Directions for this task → Repeat the whole listing below, word for word.

Data provided →
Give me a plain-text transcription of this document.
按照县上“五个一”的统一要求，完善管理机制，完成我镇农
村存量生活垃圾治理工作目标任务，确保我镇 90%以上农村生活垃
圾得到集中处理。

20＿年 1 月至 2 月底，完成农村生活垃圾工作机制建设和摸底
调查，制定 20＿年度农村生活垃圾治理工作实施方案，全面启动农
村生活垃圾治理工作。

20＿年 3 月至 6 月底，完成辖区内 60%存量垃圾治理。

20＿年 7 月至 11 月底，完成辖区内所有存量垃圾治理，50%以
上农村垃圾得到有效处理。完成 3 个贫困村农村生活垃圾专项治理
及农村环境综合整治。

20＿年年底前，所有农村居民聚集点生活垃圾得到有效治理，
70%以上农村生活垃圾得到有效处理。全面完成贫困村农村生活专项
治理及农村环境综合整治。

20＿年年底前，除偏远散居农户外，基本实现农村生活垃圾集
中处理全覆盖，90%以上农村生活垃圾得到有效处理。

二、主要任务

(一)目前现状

Output of the task →
Give me a plain-text transcription of this document.
按照县上“五个一”的统一要求，完善管理机制，完成我镇农
村存量生活垃圾治理工作目标任务，确保我镇 90%以上农村生活垃
圾得到集中处理。

20＿年 1 月至 2 月底，完成农村生活垃圾工作机制建设和摸底
调查，制定 20＿年度农村生活垃圾治理工作实施方案，全面启动农
村生活垃圾治理工作。

20＿年 3 月至 6 月底，完成辖区内 60%存量垃圾治理。

20＿年 7 月至 11 月底，完成辖区内所有存量垃圾治理，50%以
上农村垃圾得到有效处理。完成 3 个贫困村农村生活垃圾专项治理
及农村环境综合整治。

20＿年年底前，所有农村居民聚集点生活垃圾得到有效治理，
70%以上农村生活垃圾得到有效处理。全面完成贫困村农村生活专项
治理及农村环境综合整治。

20＿年年底前，除偏远散居农户外，基本实现农村生活垃圾集
中处理全覆盖，90%以上农村生活垃圾得到有效处理。

二、主要任务

(一)目前现状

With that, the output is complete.